**Challenge:**
Write each record again exactly as it stands.

**Dataset excerpts:**

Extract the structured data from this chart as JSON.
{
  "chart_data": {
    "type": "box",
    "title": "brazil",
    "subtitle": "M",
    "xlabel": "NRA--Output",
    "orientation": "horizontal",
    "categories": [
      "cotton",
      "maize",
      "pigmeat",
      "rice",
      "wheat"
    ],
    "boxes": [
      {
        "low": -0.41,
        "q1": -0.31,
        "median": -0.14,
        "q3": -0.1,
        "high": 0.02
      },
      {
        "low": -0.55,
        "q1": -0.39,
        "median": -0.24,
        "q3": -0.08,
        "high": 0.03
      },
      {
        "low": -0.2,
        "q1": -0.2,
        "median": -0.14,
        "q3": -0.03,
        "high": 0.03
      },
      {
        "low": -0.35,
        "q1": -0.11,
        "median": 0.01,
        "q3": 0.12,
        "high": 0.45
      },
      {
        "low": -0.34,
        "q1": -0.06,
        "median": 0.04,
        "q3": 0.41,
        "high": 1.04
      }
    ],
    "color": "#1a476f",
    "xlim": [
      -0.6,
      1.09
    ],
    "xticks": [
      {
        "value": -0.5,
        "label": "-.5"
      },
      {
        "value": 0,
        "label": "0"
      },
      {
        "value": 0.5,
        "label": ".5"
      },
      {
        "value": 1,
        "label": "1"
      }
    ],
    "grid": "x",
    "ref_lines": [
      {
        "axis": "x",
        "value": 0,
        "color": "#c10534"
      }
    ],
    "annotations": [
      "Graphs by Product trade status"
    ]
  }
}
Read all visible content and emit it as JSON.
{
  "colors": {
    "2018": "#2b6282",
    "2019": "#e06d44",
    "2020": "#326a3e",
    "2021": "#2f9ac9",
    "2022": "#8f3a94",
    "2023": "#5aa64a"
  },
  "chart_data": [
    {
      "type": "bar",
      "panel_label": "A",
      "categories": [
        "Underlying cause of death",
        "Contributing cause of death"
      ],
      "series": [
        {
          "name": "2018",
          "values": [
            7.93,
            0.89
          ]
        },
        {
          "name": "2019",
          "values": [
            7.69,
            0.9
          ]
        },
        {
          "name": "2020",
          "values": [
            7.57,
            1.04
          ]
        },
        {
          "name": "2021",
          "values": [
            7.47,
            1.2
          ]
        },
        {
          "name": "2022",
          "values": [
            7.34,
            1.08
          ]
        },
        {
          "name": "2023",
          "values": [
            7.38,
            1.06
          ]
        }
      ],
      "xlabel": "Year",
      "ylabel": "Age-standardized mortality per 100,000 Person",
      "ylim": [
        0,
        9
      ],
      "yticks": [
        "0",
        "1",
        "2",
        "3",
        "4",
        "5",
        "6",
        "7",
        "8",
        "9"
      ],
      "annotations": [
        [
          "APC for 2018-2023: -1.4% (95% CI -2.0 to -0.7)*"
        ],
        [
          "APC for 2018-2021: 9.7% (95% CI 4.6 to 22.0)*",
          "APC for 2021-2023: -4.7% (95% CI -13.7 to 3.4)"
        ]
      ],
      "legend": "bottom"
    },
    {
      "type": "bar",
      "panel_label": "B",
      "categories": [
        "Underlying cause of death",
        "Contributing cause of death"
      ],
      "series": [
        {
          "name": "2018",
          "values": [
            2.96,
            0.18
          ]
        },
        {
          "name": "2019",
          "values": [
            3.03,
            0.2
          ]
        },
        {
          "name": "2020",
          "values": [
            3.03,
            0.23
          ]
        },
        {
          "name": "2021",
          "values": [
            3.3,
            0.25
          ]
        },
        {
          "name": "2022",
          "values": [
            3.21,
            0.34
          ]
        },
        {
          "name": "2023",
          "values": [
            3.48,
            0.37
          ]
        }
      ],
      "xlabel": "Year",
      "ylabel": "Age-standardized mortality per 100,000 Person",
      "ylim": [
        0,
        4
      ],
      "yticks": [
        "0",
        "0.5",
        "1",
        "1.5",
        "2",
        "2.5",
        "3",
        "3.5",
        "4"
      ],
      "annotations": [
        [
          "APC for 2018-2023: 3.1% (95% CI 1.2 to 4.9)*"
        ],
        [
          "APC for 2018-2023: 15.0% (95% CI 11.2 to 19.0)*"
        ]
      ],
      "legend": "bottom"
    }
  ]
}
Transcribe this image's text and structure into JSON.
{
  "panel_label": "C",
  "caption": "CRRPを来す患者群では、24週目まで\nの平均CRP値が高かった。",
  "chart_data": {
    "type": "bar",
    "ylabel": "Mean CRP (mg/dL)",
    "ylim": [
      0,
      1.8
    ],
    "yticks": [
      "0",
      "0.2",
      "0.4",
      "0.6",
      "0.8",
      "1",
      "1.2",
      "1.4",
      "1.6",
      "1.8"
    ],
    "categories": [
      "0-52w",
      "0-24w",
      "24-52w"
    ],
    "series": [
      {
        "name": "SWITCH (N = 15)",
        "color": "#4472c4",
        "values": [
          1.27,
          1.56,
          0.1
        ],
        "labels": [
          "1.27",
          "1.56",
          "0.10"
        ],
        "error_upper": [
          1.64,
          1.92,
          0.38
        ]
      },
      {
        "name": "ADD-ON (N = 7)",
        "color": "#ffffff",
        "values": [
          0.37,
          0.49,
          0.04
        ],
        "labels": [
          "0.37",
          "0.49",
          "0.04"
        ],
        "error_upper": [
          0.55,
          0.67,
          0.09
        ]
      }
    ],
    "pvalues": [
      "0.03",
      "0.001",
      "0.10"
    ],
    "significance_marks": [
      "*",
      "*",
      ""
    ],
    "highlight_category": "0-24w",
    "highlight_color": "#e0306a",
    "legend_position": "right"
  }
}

**Task answer:**
Extract the structured data from this chart as JSON.
{
  "chart_data": {
    "type": "box",
    "title": "brazil",
    "subtitle": "M",
    "xlabel": "NRA--Output",
    "orientation": "horizontal",
    "categories": [
      "cotton",
      "maize",
      "pigmeat",
      "rice",
      "wheat"
    ],
    "boxes": [
      {
        "low": -0.41,
        "q1": -0.31,
        "median": -0.14,
        "q3": -0.1,
        "high": 0.02
      },
      {
        "low": -0.55,
        "q1": -0.39,
        "median": -0.24,
        "q3": -0.08,
        "high": 0.03
      },
      {
        "low": -0.2,
        "q1": -0.2,
        "median": -0.14,
        "q3": -0.03,
        "high": 0.03
      },
      {
        "low": -0.35,
        "q1": -0.11,
        "median": 0.01,
        "q3": 0.12,
        "high": 0.45
      },
      {
        "low": -0.34,
        "q1": -0.06,
        "median": 0.04,
        "q3": 0.41,
        "high": 1.04
      }
    ],
    "color": "#1a476f",
    "xlim": [
      -0.6,
      1.09
    ],
    "xticks": [
      {
        "value": -0.5,
        "label": "-.5"
      },
      {
        "value": 0,
        "label": "0"
      },
      {
        "value": 0.5,
        "label": ".5"
      },
      {
        "value": 1,
        "label": "1"
      }
    ],
    "grid": "x",
    "ref_lines": [
      {
        "axis": "x",
        "value": 0,
        "color": "#c10534"
      }
    ],
    "annotations": [
      "Graphs by Product trade status"
    ]
  }
}
Read all visible content and emit it as JSON.
{
  "colors": {
    "2018": "#2b6282",
    "2019": "#e06d44",
    "2020": "#326a3e",
    "2021": "#2f9ac9",
    "2022": "#8f3a94",
    "2023": "#5aa64a"
  },
  "chart_data": [
    {
      "type": "bar",
      "panel_label": "A",
      "categories": [
        "Underlying cause of death",
        "Contributing cause of death"
      ],
      "series": [
        {
          "name": "2018",
          "values": [
            7.93,
            0.89
          ]
        },
        {
          "name": "2019",
          "values": [
            7.69,
            0.9
          ]
        },
        {
          "name": "2020",
          "values": [
            7.57,
            1.04
          ]
        },
        {
          "name": "2021",
          "values": [
            7.47,
            1.2
          ]
        },
        {
          "name": "2022",
          "values": [
            7.34,
            1.08
          ]
        },
        {
          "name": "2023",
          "values": [
            7.38,
            1.06
          ]
        }
      ],
      "xlabel": "Year",
      "ylabel": "Age-standardized mortality per 100,000 Person",
      "ylim": [
        0,
        9
      ],
      "yticks": [
        "0",
        "1",
        "2",
        "3",
        "4",
        "5",
        "6",
        "7",
        "8",
        "9"
      ],
      "annotations": [
        [
          "APC for 2018-2023: -1.4% (95% CI -2.0 to -0.7)*"
        ],
        [
          "APC for 2018-2021: 9.7% (95% CI 4.6 to 22.0)*",
          "APC for 2021-2023: -4.7% (95% CI -13.7 to 3.4)"
        ]
      ],
      "legend": "bottom"
    },
    {
      "type": "bar",
      "panel_label": "B",
      "categories": [
        "Underlying cause of death",
        "Contributing cause of death"
      ],
      "series": [
        {
          "name": "2018",
          "values": [
            2.96,
            0.18
          ]
        },
        {
          "name": "2019",
          "values": [
            3.03,
            0.2
          ]
        },
        {
          "name": "2020",
          "values": [
            3.03,
            0.23
          ]
        },
        {
          "name": "2021",
          "values": [
            3.3,
            0.25
          ]
        },
        {
          "name": "2022",
          "values": [
            3.21,
            0.34
          ]
        },
        {
          "name": "2023",
          "values": [
            3.48,
            0.37
          ]
        }
      ],
      "xlabel": "Year",
      "ylabel": "Age-standardized mortality per 100,000 Person",
      "ylim": [
        0,
        4
      ],
      "yticks": [
        "0",
        "0.5",
        "1",
        "1.5",
        "2",
        "2.5",
        "3",
        "3.5",
        "4"
      ],
      "annotations": [
        [
          "APC for 2018-2023: 3.1% (95% CI 1.2 to 4.9)*"
        ],
        [
          "APC for 2018-2023: 15.0% (95% CI 11.2 to 19.0)*"
        ]
      ],
      "legend": "bottom"
    }
  ]
}
Transcribe this image's text and structure into JSON.
{
  "panel_label": "C",
  "caption": "CRRPを来す患者群では、24週目まで\nの平均CRP値が高かった。",
  "chart_data": {
    "type": "bar",
    "ylabel": "Mean CRP (mg/dL)",
    "ylim": [
      0,
      1.8
    ],
    "yticks": [
      "0",
      "0.2",
      "0.4",
      "0.6",
      "0.8",
      "1",
      "1.2",
      "1.4",
      "1.6",
      "1.8"
    ],
    "categories": [
      "0-52w",
      "0-24w",
      "24-52w"
    ],
    "series": [
      {
        "name": "SWITCH (N = 15)",
        "color": "#4472c4",
        "values": [
          1.27,
          1.56,
          0.1
        ],
        "labels": [
          "1.27",
          "1.56",
          "0.10"
        ],
        "error_upper": [
          1.64,
          1.92,
          0.38
        ]
      },
      {
        "name": "ADD-ON (N = 7)",
        "color": "#ffffff",
        "values": [
          0.37,
          0.49,
          0.04
        ],
        "labels": [
          "0.37",
          "0.49",
          "0.04"
        ],
        "error_upper": [
          0.55,
          0.67,
          0.09
        ]
      }
    ],
    "pvalues": [
      "0.03",
      "0.001",
      "0.10"
    ],
    "significance_marks": [
      "*",
      "*",
      ""
    ],
    "highlight_category": "0-24w",
    "highlight_color": "#e0306a",
    "legend_position": "right"
  }
}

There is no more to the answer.